**Required task**:
Write out every entry exactly as it appears.

**Dataset records**:
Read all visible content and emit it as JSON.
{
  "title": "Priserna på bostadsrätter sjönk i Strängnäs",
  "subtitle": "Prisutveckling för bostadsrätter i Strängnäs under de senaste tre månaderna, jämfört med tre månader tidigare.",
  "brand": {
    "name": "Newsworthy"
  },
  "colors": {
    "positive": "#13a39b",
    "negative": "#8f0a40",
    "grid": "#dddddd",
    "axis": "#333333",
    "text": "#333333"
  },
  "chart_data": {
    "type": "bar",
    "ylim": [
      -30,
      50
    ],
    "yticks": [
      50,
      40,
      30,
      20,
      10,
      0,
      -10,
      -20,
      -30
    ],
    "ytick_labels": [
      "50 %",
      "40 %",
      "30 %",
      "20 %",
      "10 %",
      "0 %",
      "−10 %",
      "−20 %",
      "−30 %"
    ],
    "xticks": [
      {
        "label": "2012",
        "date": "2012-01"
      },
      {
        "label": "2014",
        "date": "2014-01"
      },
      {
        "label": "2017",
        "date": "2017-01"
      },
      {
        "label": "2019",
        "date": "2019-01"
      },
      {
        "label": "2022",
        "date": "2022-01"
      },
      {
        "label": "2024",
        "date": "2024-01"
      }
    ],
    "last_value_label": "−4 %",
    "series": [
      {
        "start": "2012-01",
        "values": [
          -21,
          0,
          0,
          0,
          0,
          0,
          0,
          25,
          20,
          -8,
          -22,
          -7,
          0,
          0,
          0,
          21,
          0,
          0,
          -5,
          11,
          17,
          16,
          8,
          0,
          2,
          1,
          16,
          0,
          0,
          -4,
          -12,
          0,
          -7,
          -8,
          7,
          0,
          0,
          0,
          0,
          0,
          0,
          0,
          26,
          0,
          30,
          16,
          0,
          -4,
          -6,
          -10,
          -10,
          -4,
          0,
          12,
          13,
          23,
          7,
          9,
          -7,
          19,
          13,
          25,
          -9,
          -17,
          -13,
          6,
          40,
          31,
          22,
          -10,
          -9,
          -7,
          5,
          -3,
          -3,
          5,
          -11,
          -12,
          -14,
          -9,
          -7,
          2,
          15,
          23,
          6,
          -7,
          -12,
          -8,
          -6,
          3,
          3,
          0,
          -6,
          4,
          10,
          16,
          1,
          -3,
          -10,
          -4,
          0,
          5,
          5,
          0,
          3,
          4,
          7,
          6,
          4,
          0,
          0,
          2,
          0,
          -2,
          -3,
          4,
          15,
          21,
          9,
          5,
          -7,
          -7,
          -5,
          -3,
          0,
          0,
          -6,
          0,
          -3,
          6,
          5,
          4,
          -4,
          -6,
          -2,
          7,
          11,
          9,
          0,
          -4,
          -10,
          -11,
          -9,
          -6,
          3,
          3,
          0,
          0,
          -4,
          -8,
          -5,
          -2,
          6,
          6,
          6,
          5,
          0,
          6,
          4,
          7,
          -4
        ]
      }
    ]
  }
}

**Reply to the exercise**:
Read all visible content and emit it as JSON.
{
  "title": "Priserna på bostadsrätter sjönk i Strängnäs",
  "subtitle": "Prisutveckling för bostadsrätter i Strängnäs under de senaste tre månaderna, jämfört med tre månader tidigare.",
  "brand": {
    "name": "Newsworthy"
  },
  "colors": {
    "positive": "#13a39b",
    "negative": "#8f0a40",
    "grid": "#dddddd",
    "axis": "#333333",
    "text": "#333333"
  },
  "chart_data": {
    "type": "bar",
    "ylim": [
      -30,
      50
    ],
    "yticks": [
      50,
      40,
      30,
      20,
      10,
      0,
      -10,
      -20,
      -30
    ],
    "ytick_labels": [
      "50 %",
      "40 %",
      "30 %",
      "20 %",
      "10 %",
      "0 %",
      "−10 %",
      "−20 %",
      "−30 %"
    ],
    "xticks": [
      {
        "label": "2012",
        "date": "2012-01"
      },
      {
        "label": "2014",
        "date": "2014-01"
      },
      {
        "label": "2017",
        "date": "2017-01"
      },
      {
        "label": "2019",
        "date": "2019-01"
      },
      {
        "label": "2022",
        "date": "2022-01"
      },
      {
        "label": "2024",
        "date": "2024-01"
      }
    ],
    "last_value_label": "−4 %",
    "series": [
      {
        "start": "2012-01",
        "values": [
          -21,
          0,
          0,
          0,
          0,
          0,
          0,
          25,
          20,
          -8,
          -22,
          -7,
          0,
          0,
          0,
          21,
          0,
          0,
          -5,
          11,
          17,
          16,
          8,
          0,
          2,
          1,
          16,
          0,
          0,
          -4,
          -12,
          0,
          -7,
          -8,
          7,
          0,
          0,
          0,
          0,
          0,
          0,
          0,
          26,
          0,
          30,
          16,
          0,
          -4,
          -6,
          -10,
          -10,
          -4,
          0,
          12,
          13,
          23,
          7,
          9,
          -7,
          19,
          13,
          25,
          -9,
          -17,
          -13,
          6,
          40,
          31,
          22,
          -10,
          -9,
          -7,
          5,
          -3,
          -3,
          5,
          -11,
          -12,
          -14,
          -9,
          -7,
          2,
          15,
          23,
          6,
          -7,
          -12,
          -8,
          -6,
          3,
          3,
          0,
          -6,
          4,
          10,
          16,
          1,
          -3,
          -10,
          -4,
          0,
          5,
          5,
          0,
          3,
          4,
          7,
          6,
          4,
          0,
          0,
          2,
          0,
          -2,
          -3,
          4,
          15,
          21,
          9,
          5,
          -7,
          -7,
          -5,
          -3,
          0,
          0,
          -6,
          0,
          -3,
          6,
          5,
          4,
          -4,
          -6,
          -2,
          7,
          11,
          9,
          0,
          -4,
          -10,
          -11,
          -9,
          -6,
          3,
          3,
          0,
          0,
          -4,
          -8,
          -5,
          -2,
          6,
          6,
          6,
          5,
          0,
          6,
          4,
          7,
          -4
        ]
      }
    ]
  }
}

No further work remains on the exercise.